**Your objective:**
Print the complete set of entries exactly.

Items listed in a dataset
------

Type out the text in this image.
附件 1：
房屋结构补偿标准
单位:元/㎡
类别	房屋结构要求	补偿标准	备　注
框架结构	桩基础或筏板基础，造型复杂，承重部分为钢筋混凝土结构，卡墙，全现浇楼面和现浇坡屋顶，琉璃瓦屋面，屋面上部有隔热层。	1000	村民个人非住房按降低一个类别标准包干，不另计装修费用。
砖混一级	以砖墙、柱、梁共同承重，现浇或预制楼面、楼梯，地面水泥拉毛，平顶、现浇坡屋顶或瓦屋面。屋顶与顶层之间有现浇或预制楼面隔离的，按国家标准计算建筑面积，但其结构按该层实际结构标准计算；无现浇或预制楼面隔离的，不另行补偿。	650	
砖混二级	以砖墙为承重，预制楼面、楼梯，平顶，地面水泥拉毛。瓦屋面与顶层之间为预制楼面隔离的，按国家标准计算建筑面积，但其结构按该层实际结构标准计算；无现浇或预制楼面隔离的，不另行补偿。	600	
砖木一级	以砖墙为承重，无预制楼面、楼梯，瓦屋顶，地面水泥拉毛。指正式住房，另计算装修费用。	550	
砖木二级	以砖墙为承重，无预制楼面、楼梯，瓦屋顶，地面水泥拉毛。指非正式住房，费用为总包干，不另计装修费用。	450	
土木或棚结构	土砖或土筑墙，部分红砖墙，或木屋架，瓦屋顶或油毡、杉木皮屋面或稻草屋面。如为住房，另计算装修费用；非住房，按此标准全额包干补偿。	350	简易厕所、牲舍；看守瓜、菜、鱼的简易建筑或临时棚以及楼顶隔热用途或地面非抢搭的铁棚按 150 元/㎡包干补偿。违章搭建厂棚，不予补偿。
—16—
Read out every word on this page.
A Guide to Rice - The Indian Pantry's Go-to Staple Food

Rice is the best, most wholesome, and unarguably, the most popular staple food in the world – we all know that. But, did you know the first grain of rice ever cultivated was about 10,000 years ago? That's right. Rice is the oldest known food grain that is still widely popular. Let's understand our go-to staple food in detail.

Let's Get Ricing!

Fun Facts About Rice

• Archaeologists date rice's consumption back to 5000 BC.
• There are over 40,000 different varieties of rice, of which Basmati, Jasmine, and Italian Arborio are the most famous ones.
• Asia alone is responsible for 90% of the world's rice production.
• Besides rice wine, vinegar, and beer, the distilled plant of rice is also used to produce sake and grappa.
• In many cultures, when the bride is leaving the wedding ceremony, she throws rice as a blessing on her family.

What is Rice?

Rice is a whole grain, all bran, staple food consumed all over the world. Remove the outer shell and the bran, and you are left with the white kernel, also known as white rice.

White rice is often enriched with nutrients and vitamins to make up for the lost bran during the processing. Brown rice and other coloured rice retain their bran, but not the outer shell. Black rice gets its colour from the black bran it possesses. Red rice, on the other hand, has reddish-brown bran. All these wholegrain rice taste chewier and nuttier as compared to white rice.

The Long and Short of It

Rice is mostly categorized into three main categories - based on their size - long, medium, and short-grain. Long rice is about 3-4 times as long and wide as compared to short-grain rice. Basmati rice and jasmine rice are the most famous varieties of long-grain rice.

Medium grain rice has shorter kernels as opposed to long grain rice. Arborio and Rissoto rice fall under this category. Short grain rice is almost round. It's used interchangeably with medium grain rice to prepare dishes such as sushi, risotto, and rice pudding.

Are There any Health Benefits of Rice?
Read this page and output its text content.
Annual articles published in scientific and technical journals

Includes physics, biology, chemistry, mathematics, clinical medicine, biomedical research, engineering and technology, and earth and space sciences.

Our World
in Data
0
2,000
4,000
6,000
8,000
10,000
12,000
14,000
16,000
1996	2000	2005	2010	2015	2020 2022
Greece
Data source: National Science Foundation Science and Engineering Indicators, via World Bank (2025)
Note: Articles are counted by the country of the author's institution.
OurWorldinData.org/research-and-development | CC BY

------

**Solution for this problem:**
Type out the text in this image.
附件 1：
房屋结构补偿标准
单位:元/㎡
类别	房屋结构要求	补偿标准	备　注
框架结构	桩基础或筏板基础，造型复杂，承重部分为钢筋混凝土结构，卡墙，全现浇楼面和现浇坡屋顶，琉璃瓦屋面，屋面上部有隔热层。	1000	村民个人非住房按降低一个类别标准包干，不另计装修费用。
砖混一级	以砖墙、柱、梁共同承重，现浇或预制楼面、楼梯，地面水泥拉毛，平顶、现浇坡屋顶或瓦屋面。屋顶与顶层之间有现浇或预制楼面隔离的，按国家标准计算建筑面积，但其结构按该层实际结构标准计算；无现浇或预制楼面隔离的，不另行补偿。	650	
砖混二级	以砖墙为承重，预制楼面、楼梯，平顶，地面水泥拉毛。瓦屋面与顶层之间为预制楼面隔离的，按国家标准计算建筑面积，但其结构按该层实际结构标准计算；无现浇或预制楼面隔离的，不另行补偿。	600	
砖木一级	以砖墙为承重，无预制楼面、楼梯，瓦屋顶，地面水泥拉毛。指正式住房，另计算装修费用。	550	
砖木二级	以砖墙为承重，无预制楼面、楼梯，瓦屋顶，地面水泥拉毛。指非正式住房，费用为总包干，不另计装修费用。	450	
土木或棚结构	土砖或土筑墙，部分红砖墙，或木屋架，瓦屋顶或油毡、杉木皮屋面或稻草屋面。如为住房，另计算装修费用；非住房，按此标准全额包干补偿。	350	简易厕所、牲舍；看守瓜、菜、鱼的简易建筑或临时棚以及楼顶隔热用途或地面非抢搭的铁棚按 150 元/㎡包干补偿。违章搭建厂棚，不予补偿。
—16—
Read out every word on this page.
A Guide to Rice - The Indian Pantry's Go-to Staple Food

Rice is the best, most wholesome, and unarguably, the most popular staple food in the world – we all know that. But, did you know the first grain of rice ever cultivated was about 10,000 years ago? That's right. Rice is the oldest known food grain that is still widely popular. Let's understand our go-to staple food in detail.

Let's Get Ricing!

Fun Facts About Rice

• Archaeologists date rice's consumption back to 5000 BC.
• There are over 40,000 different varieties of rice, of which Basmati, Jasmine, and Italian Arborio are the most famous ones.
• Asia alone is responsible for 90% of the world's rice production.
• Besides rice wine, vinegar, and beer, the distilled plant of rice is also used to produce sake and grappa.
• In many cultures, when the bride is leaving the wedding ceremony, she throws rice as a blessing on her family.

What is Rice?

Rice is a whole grain, all bran, staple food consumed all over the world. Remove the outer shell and the bran, and you are left with the white kernel, also known as white rice.

White rice is often enriched with nutrients and vitamins to make up for the lost bran during the processing. Brown rice and other coloured rice retain their bran, but not the outer shell. Black rice gets its colour from the black bran it possesses. Red rice, on the other hand, has reddish-brown bran. All these wholegrain rice taste chewier and nuttier as compared to white rice.

The Long and Short of It

Rice is mostly categorized into three main categories - based on their size - long, medium, and short-grain. Long rice is about 3-4 times as long and wide as compared to short-grain rice. Basmati rice and jasmine rice are the most famous varieties of long-grain rice.

Medium grain rice has shorter kernels as opposed to long grain rice. Arborio and Rissoto rice fall under this category. Short grain rice is almost round. It's used interchangeably with medium grain rice to prepare dishes such as sushi, risotto, and rice pudding.

Are There any Health Benefits of Rice?
Read this page and output its text content.
Annual articles published in scientific and technical journals

Includes physics, biology, chemistry, mathematics, clinical medicine, biomedical research, engineering and technology, and earth and space sciences.

Our World
in Data
0
2,000
4,000
6,000
8,000
10,000
12,000
14,000
16,000
1996	2000	2005	2010	2015	2020 2022
Greece
Data source: National Science Foundation Science and Engineering Indicators, via World Bank (2025)
Note: Articles are counted by the country of the author's institution.
OurWorldinData.org/research-and-development | CC BY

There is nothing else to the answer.